### What you should do
Show each line from the listing that includes the word "value".

[START The input]

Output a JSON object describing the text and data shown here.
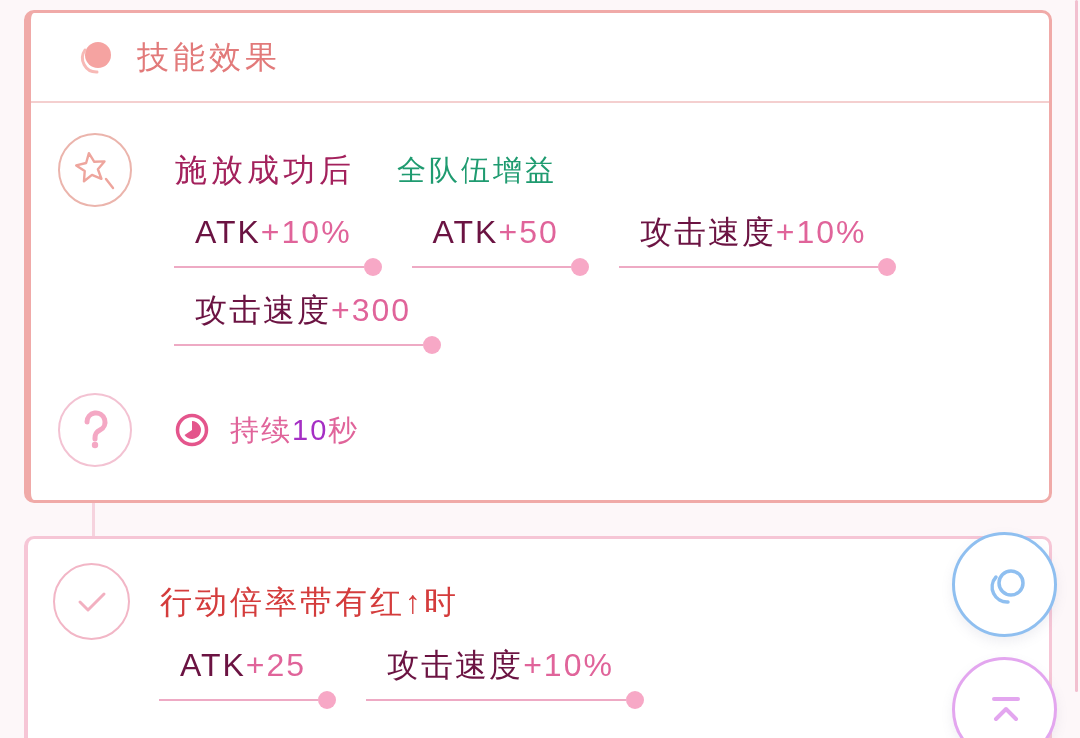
{
  "skill_effects": {
    "title": "技能效果",
    "trigger": {
      "condition": "施放成功后",
      "scope": "全队伍增益",
      "stats": [
        {
          "name": "ATK",
          "value": "+10%"
        },
        {
          "name": "ATK",
          "value": "+50"
        },
        {
          "name": "攻击速度",
          "value": "+10%"
        },
        {
          "name": "攻击速度",
          "value": "+300"
        }
      ]
    },
    "duration": {
      "prefix": "持续",
      "amount": "10",
      "suffix": "秒"
    }
  },
  "conditional_effect": {
    "condition": "行动倍率带有红↑时",
    "stats": [
      {
        "name": "ATK",
        "value": "+25"
      },
      {
        "name": "攻击速度",
        "value": "+10%"
      }
    ]
  },
  "floating_buttons": [
    {
      "kind": "rings"
    },
    {
      "kind": "back_to_top"
    }
  ]
}
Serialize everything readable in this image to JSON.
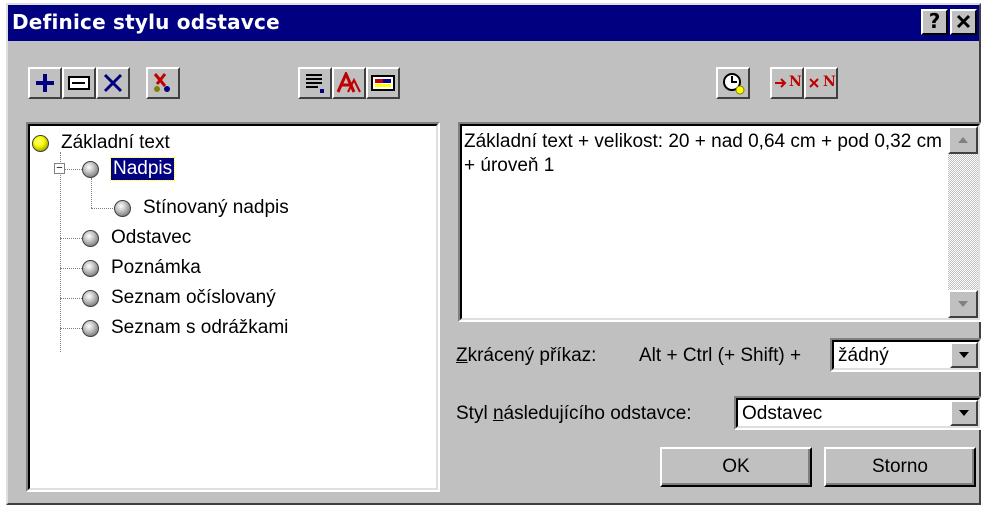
{
  "window": {
    "title": "Definice stylu odstavce",
    "help_label": "?",
    "close_label": "✕"
  },
  "toolbar_left": [
    {
      "name": "add-style-button",
      "icon": "plus-icon"
    },
    {
      "name": "rename-style-button",
      "icon": "rename-icon"
    },
    {
      "name": "delete-style-button",
      "icon": "delete-icon"
    },
    {
      "name": "cut-style-button",
      "icon": "scissors-icon"
    },
    {
      "name": "paragraph-format-button",
      "icon": "paragraph-icon"
    },
    {
      "name": "font-format-button",
      "icon": "font-icon"
    },
    {
      "name": "style-properties-button",
      "icon": "properties-icon"
    }
  ],
  "toolbar_right": [
    {
      "name": "shortcut-key-button",
      "icon": "clock-icon"
    },
    {
      "name": "insert-numbering-button",
      "icon": "add-numbering-icon",
      "label": "N"
    },
    {
      "name": "remove-numbering-button",
      "icon": "remove-numbering-icon",
      "label": "N"
    }
  ],
  "tree": {
    "items": [
      {
        "label": "Základní text",
        "level": 0,
        "ball": "yellow",
        "selected": false
      },
      {
        "label": "Nadpis",
        "level": 1,
        "ball": "gray",
        "selected": true,
        "expander": "−"
      },
      {
        "label": "Stínovaný nadpis",
        "level": 2,
        "ball": "gray",
        "selected": false
      },
      {
        "label": "Odstavec",
        "level": 1,
        "ball": "gray",
        "selected": false
      },
      {
        "label": "Poznámka",
        "level": 1,
        "ball": "gray",
        "selected": false
      },
      {
        "label": "Seznam očíslovaný",
        "level": 1,
        "ball": "gray",
        "selected": false
      },
      {
        "label": "Seznam s odrážkami",
        "level": 1,
        "ball": "gray",
        "selected": false
      }
    ]
  },
  "description": {
    "text": "Základní text + velikost: 20 + nad 0,64 cm  + pod 0,32 cm  + úroveň 1"
  },
  "shortcut": {
    "label_accel": "Z",
    "label_rest": "krácený příkaz:",
    "keys_text": "Alt + Ctrl (+ Shift) +",
    "value": "žádný"
  },
  "next_style": {
    "label_before": "Styl ",
    "label_accel": "n",
    "label_rest": "ásledujícího odstavce:",
    "value": "Odstavec"
  },
  "buttons": {
    "ok": "OK",
    "cancel": "Storno"
  },
  "colors": {
    "titlebar": "#000080",
    "face": "#c0c0c0",
    "selection": "#000080"
  }
}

[END The input]

### Task answer
          "value": "+10%"
          "value": "+50"
          "value": "+10%"
          "value": "+300"
        "value": "+25"
        "value": "+10%"
    "value": "žádný"
    "value": "Odstavec"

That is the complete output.